**Job**: Go through the entries below and pick out every line with "este".

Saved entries
+--
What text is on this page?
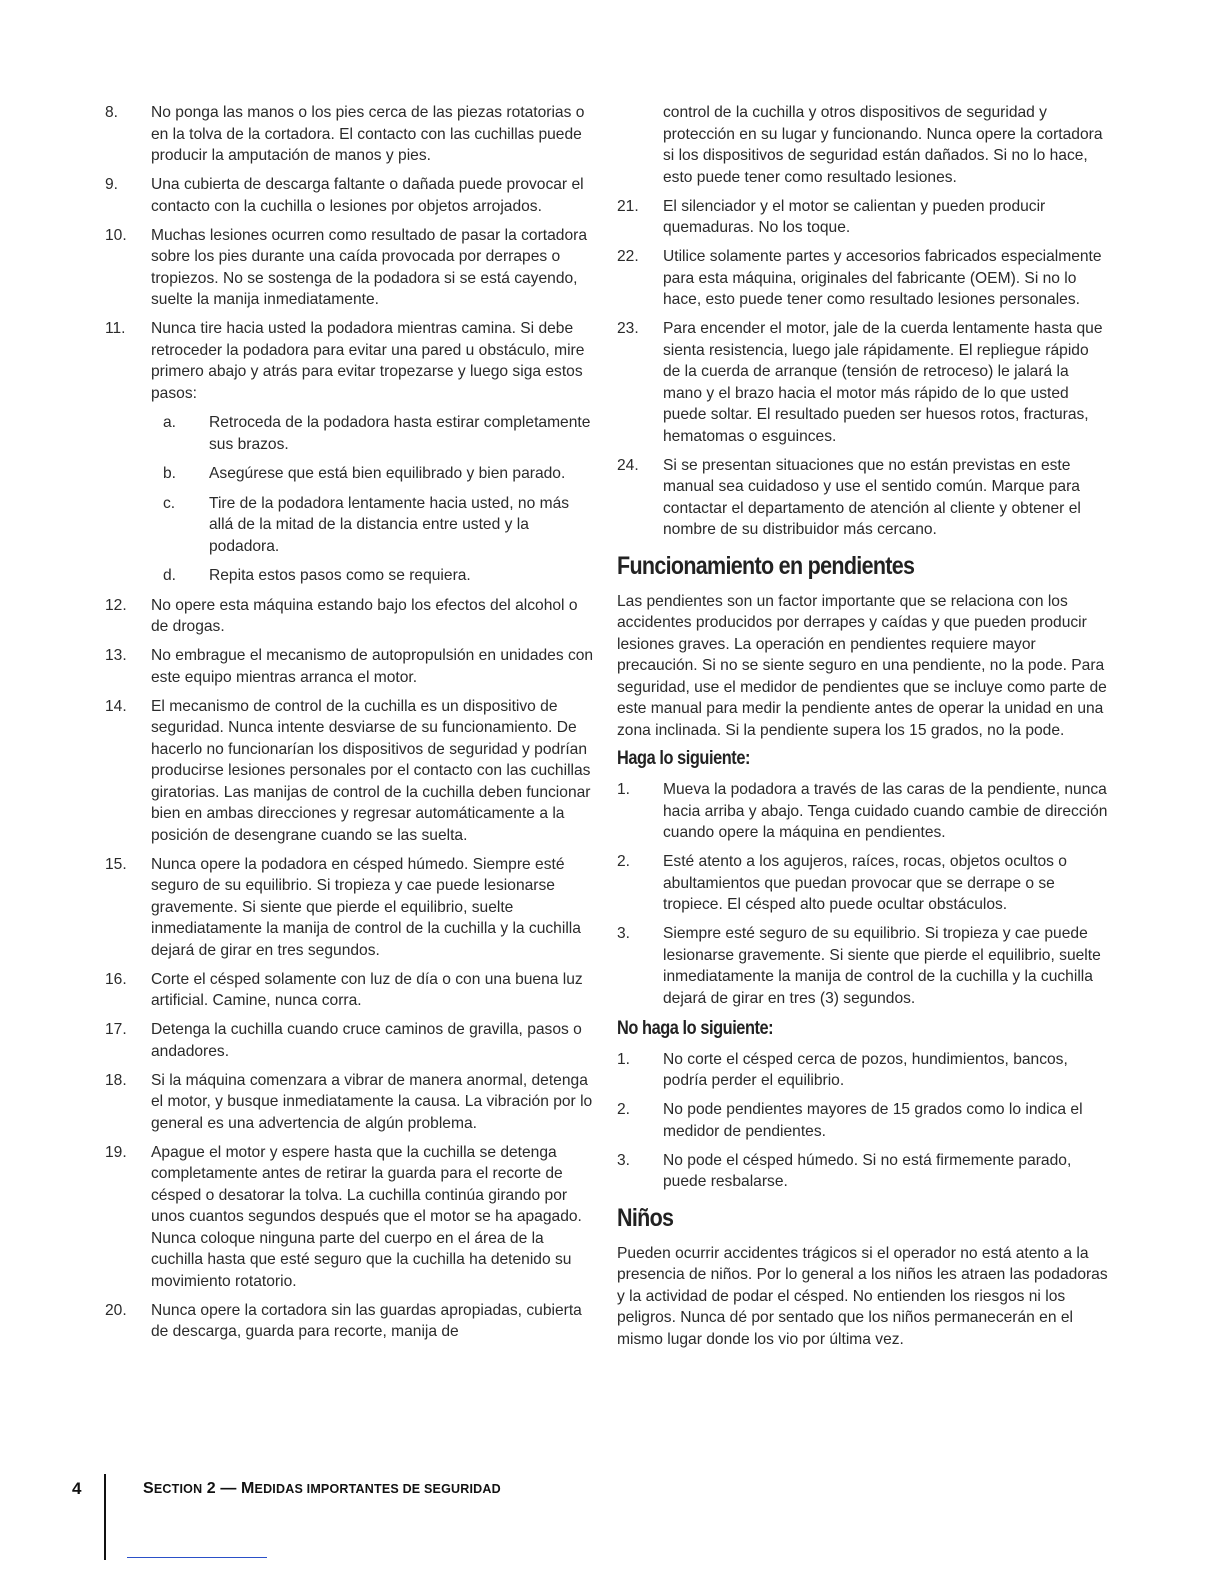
8. No ponga las manos o los pies cerca de las piezas rotatorias o en la tolva de la cortadora. El contacto con las cuchillas puede producir la amputación de manos y pies.
9. Una cubierta de descarga faltante o dañada puede provocar el contacto con la cuchilla o lesiones por objetos arrojados.
10. Muchas lesiones ocurren como resultado de pasar la cortadora sobre los pies durante una caída provocada por derrapes o tropiezos. No se sostenga de la podadora si se está cayendo, suelte la manija inmediatamente.
11. Nunca tire hacia usted la podadora mientras camina. Si debe retroceder la podadora para evitar una pared u obstáculo, mire primero abajo y atrás para evitar tropezarse y luego siga estos pasos:
a. Retroceda de la podadora hasta estirar completamente sus brazos.
b. Asegúrese que está bien equilibrado y bien parado.
c. Tire de la podadora lentamente hacia usted, no más allá de la mitad de la distancia entre usted y la podadora.
d. Repita estos pasos como se requiera.
12. No opere esta máquina estando bajo los efectos del alcohol o de drogas.
13. No embrague el mecanismo de autopropulsión en unidades con este equipo mientras arranca el motor.
14. El mecanismo de control de la cuchilla es un dispositivo de seguridad. Nunca intente desviarse de su funcionamiento. De hacerlo no funcionarían los dispositivos de seguridad y podrían producirse lesiones personales por el contacto con las cuchillas giratorias. Las manijas de control de la cuchilla deben funcionar bien en ambas direcciones y regresar automáticamente a la posición de desengrane cuando se las suelta.
15. Nunca opere la podadora en césped húmedo. Siempre esté seguro de su equilibrio. Si tropieza y cae puede lesionarse gravemente. Si siente que pierde el equilibrio, suelte inmediatamente la manija de control de la cuchilla y la cuchilla dejará de girar en tres segundos.
16. Corte el césped solamente con luz de día o con una buena luz artificial. Camine, nunca corra.
17. Detenga la cuchilla cuando cruce caminos de gravilla, pasos o andadores.
18. Si la máquina comenzara a vibrar de manera anormal, detenga el motor, y busque inmediatamente la causa. La vibración por lo general es una advertencia de algún problema.
19. Apague el motor y espere hasta que la cuchilla se detenga completamente antes de retirar la guarda para el recorte de césped o desatorar la tolva. La cuchilla continúa girando por unos cuantos segundos después que el motor se ha apagado. Nunca coloque ninguna parte del cuerpo en el área de la cuchilla hasta que esté seguro que la cuchilla ha detenido su movimiento rotatorio.
20. Nunca opere la cortadora sin las guardas apropiadas, cubierta de descarga, guarda para recorte, manija de
control de la cuchilla y otros dispositivos de seguridad y protección en su lugar y funcionando. Nunca opere la cortadora si los dispositivos de seguridad están dañados. Si no lo hace, esto puede tener como resultado lesiones.
21. El silenciador y el motor se calientan y pueden producir quemaduras. No los toque.
22. Utilice solamente partes y accesorios fabricados especialmente para esta máquina, originales del fabricante (OEM). Si no lo hace, esto puede tener como resultado lesiones personales.
23. Para encender el motor, jale de la cuerda lentamente hasta que sienta resistencia, luego jale rápidamente. El repliegue rápido de la cuerda de arranque (tensión de retroceso) le jalará la mano y el brazo hacia el motor más rápido de lo que usted puede soltar. El resultado pueden ser huesos rotos, fracturas, hematomas o esguinces.
24. Si se presentan situaciones que no están previstas en este manual sea cuidadoso y use el sentido común. Marque para contactar el departamento de atención al cliente y obtener el nombre de su distribuidor más cercano.
Funcionamiento en pendientes

Las pendientes son un factor importante que se relaciona con los accidentes producidos por derrapes y caídas y que pueden producir lesiones graves. La operación en pendientes requiere mayor precaución. Si no se siente seguro en una pendiente, no la pode. Para seguridad, use el medidor de pendientes que se incluye como parte de este manual para medir la pendiente antes de operar la unidad en una zona inclinada. Si la pendiente supera los 15 grados, no la pode.

Haga lo siguiente:
1. Mueva la podadora a través de las caras de la pendiente, nunca hacia arriba y abajo. Tenga cuidado cuando cambie de dirección cuando opere la máquina en pendientes.
2. Esté atento a los agujeros, raíces, rocas, objetos ocultos o abultamientos que puedan provocar que se derrape o se tropiece. El césped alto puede ocultar obstáculos.
3. Siempre esté seguro de su equilibrio. Si tropieza y cae puede lesionarse gravemente. Si siente que pierde el equilibrio, suelte inmediatamente la manija de control de la cuchilla y la cuchilla dejará de girar en tres (3) segundos.
No haga lo siguiente:
1. No corte el césped cerca de pozos, hundimientos, bancos, podría perder el equilibrio.
2. No pode pendientes mayores de 15 grados como lo indica el medidor de pendientes.
3. No pode el césped húmedo. Si no está firmemente parado, puede resbalarse.
Niños

Pueden ocurrir accidentes trágicos si el operador no está atento a la presencia de niños. Por lo general a los niños les atraen las podadoras y la actividad de podar el césped. No entienden los riesgos ni los peligros. Nunca dé por sentado que los niños permanecerán en el mismo lugar donde los vio por última vez.

4	SECTION 2 — MEDIDAS IMPORTANTES DE SEGURIDAD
+--
**In response**:
13. No embrague el mecanismo de autopropulsión en unidades con este equipo mientras arranca el motor.
24. Si se presentan situaciones que no están previstas en este manual sea cuidadoso y use el sentido común. Marque para contactar el departamento de atención al cliente y obtener el nombre de su distribuidor más cercano.
Las pendientes son un factor importante que se relaciona con los accidentes producidos por derrapes y caídas y que pueden producir lesiones graves. La operación en pendientes requiere mayor precaución. Si no se siente seguro en una pendiente, no la pode. Para seguridad, use el medidor de pendientes que se incluye como parte de este manual para medir la pendiente antes de operar la unidad en una zona inclinada. Si la pendiente supera los 15 grados, no la pode.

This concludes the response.